• Task prompt
Copy out, unchanged, the rows from the line with "x-tick-label: 8 <box>271 432 281 451</box>" to the line with "For every button, label, input, icon, or", including both of those lines.

[Layout element entries]
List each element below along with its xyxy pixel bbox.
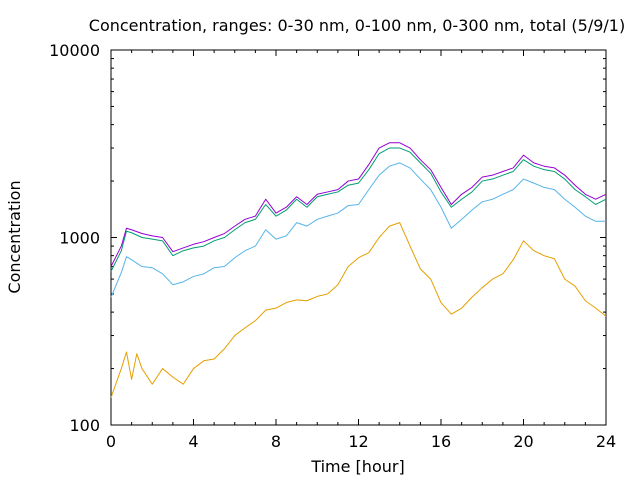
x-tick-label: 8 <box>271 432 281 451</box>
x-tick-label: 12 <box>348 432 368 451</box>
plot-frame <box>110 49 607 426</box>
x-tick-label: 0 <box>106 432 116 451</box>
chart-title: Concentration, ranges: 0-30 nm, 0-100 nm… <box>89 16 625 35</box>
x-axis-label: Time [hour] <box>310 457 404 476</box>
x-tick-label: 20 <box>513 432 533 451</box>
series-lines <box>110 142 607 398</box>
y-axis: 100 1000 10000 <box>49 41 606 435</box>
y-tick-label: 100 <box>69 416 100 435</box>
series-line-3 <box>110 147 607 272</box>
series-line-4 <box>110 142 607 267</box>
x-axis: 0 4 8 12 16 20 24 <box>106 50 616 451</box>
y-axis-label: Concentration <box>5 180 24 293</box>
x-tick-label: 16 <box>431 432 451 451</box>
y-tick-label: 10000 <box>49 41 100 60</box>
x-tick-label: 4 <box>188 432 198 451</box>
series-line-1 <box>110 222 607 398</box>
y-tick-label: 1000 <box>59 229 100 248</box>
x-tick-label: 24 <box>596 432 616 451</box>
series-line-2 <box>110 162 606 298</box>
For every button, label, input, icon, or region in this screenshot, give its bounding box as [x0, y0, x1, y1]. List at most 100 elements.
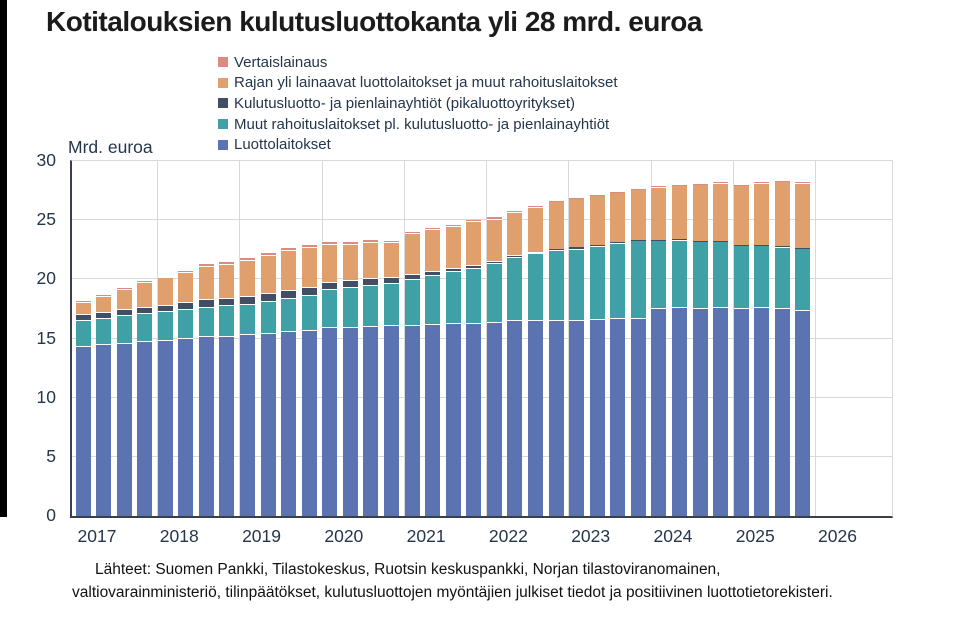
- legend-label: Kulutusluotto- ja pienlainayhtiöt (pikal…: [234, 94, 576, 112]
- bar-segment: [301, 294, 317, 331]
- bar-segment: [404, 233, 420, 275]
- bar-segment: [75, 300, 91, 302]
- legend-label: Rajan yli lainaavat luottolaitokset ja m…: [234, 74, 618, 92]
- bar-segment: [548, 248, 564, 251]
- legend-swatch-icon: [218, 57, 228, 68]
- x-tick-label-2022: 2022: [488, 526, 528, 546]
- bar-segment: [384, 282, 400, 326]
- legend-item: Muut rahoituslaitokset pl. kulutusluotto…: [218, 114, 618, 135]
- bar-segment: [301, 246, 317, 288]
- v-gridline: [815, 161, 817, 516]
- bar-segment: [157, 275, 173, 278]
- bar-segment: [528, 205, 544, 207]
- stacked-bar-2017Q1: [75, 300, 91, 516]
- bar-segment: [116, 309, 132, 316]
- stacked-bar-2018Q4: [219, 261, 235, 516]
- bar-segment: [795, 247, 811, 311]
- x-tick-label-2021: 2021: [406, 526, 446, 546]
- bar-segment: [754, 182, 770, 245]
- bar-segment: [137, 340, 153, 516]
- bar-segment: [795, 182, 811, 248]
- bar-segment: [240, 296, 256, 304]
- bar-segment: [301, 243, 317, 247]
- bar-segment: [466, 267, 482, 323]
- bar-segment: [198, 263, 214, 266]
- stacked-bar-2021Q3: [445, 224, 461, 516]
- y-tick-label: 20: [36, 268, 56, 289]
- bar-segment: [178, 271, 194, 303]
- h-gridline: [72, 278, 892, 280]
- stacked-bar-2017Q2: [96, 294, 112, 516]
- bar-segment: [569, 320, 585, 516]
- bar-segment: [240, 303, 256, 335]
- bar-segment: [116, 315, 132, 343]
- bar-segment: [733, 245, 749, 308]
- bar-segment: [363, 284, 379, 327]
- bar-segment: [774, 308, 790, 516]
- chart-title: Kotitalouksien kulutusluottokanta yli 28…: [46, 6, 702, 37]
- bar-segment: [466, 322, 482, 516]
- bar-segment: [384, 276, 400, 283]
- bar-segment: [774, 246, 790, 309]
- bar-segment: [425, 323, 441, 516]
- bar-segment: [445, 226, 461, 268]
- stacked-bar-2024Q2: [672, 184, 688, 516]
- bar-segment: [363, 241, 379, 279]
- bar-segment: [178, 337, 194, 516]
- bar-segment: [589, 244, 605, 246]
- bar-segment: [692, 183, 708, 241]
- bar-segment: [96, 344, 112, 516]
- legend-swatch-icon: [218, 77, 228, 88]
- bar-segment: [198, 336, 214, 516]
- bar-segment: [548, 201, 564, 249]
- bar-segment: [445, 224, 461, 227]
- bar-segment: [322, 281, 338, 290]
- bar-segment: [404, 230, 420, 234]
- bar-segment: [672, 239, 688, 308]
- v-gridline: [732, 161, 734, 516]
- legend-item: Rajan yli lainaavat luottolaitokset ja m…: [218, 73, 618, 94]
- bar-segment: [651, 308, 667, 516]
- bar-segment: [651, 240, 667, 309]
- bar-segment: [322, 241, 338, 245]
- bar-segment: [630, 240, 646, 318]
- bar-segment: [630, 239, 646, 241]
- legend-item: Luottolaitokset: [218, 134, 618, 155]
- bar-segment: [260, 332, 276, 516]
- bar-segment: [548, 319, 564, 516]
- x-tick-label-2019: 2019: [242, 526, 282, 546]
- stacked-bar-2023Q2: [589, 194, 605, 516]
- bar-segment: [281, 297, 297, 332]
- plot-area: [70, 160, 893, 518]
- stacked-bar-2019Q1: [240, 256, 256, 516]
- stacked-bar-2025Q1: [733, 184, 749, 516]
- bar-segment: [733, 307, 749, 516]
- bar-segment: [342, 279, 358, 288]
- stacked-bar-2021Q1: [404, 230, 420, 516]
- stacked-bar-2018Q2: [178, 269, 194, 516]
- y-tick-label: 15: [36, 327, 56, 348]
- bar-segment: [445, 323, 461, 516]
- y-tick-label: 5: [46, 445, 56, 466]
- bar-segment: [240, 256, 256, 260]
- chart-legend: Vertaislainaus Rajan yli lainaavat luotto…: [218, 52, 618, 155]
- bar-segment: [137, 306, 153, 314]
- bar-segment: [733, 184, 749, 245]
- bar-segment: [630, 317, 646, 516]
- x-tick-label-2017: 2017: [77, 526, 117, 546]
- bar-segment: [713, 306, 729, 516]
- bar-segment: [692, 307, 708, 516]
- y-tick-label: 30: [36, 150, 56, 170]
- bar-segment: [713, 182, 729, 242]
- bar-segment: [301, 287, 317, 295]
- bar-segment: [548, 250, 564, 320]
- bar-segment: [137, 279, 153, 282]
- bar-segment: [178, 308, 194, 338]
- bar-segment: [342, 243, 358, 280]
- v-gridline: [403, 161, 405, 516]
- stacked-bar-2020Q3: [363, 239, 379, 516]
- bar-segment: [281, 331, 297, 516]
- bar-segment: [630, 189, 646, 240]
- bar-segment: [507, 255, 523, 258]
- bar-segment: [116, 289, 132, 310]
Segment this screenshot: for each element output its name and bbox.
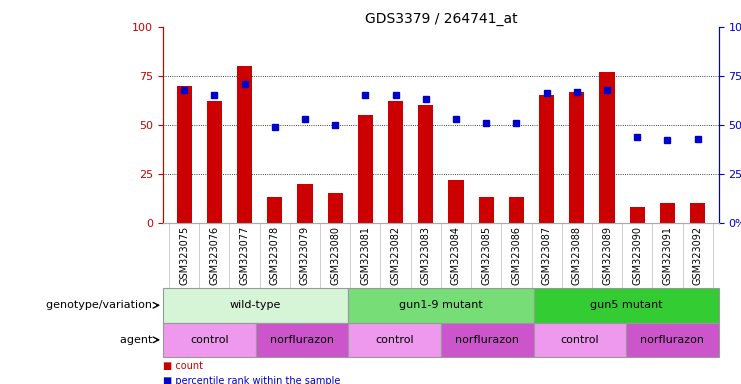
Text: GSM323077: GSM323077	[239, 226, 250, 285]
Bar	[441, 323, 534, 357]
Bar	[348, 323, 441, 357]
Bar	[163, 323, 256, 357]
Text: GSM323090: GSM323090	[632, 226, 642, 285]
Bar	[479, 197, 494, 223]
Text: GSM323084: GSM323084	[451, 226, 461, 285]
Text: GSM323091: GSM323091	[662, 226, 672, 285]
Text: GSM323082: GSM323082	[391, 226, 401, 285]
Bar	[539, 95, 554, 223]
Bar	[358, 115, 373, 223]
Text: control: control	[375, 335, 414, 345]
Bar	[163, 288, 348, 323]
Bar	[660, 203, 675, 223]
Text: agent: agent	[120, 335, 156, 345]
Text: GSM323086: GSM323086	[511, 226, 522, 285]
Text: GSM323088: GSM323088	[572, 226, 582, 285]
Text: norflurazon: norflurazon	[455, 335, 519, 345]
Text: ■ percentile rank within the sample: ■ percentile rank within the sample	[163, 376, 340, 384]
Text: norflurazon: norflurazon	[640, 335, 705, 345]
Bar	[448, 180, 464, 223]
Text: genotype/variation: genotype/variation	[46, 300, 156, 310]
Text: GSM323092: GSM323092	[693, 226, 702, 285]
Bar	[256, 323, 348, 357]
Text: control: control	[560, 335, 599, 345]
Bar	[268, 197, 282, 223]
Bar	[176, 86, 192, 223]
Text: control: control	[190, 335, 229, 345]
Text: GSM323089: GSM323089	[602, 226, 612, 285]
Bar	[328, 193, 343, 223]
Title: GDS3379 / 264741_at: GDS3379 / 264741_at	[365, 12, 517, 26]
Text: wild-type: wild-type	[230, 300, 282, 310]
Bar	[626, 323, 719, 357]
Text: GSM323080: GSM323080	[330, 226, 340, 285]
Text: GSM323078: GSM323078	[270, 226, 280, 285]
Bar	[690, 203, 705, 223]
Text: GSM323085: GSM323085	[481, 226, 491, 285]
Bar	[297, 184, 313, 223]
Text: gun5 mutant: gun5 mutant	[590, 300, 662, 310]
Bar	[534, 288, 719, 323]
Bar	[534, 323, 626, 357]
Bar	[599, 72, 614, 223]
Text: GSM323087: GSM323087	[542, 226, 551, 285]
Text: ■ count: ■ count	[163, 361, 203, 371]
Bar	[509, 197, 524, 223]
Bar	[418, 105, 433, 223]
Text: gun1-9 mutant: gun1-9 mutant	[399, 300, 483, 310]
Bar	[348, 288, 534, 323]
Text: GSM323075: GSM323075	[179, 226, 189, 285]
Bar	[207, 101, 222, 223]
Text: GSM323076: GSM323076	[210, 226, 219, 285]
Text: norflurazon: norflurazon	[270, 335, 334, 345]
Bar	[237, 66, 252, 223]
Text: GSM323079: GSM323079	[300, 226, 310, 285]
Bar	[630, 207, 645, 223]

• Exercise response
x-tick-label: 8 <box>271 432 281 451</box>
x-tick-label: 12 <box>348 432 368 451</box>
plot-frame <box>110 49 607 426</box>
x-tick-label: 0 <box>106 432 116 451</box>
chart-title: Concentration, ranges: 0-30 nm, 0-100 nm… <box>89 16 625 35</box>
x-axis-label: Time [hour] <box>310 457 404 476</box>
x-tick-label: 20 <box>513 432 533 451</box>
series-lines <box>110 142 607 398</box>
y-axis: 100 1000 10000 <box>49 41 606 435</box>
y-tick-label: 100 <box>69 416 100 435</box>
series-line-3 <box>110 147 607 272</box>
series-line-4 <box>110 142 607 267</box>
x-axis: 0 4 8 12 16 20 24 <box>106 50 616 451</box>
y-axis-label: Concentration <box>5 180 24 293</box>
x-tick-label: 16 <box>431 432 451 451</box>
y-tick-label: 10000 <box>49 41 100 60</box>
x-tick-label: 4 <box>188 432 198 451</box>
series-line-1 <box>110 222 607 398</box>
y-tick-label: 1000 <box>59 229 100 248</box>
x-tick-label: 24 <box>596 432 616 451</box>
series-line-2 <box>110 162 606 298</box>
For every button, label, input, icon, or region in this screenshot, give its bounding box as [x0, y0, x1, y1]. List at most 100 elements.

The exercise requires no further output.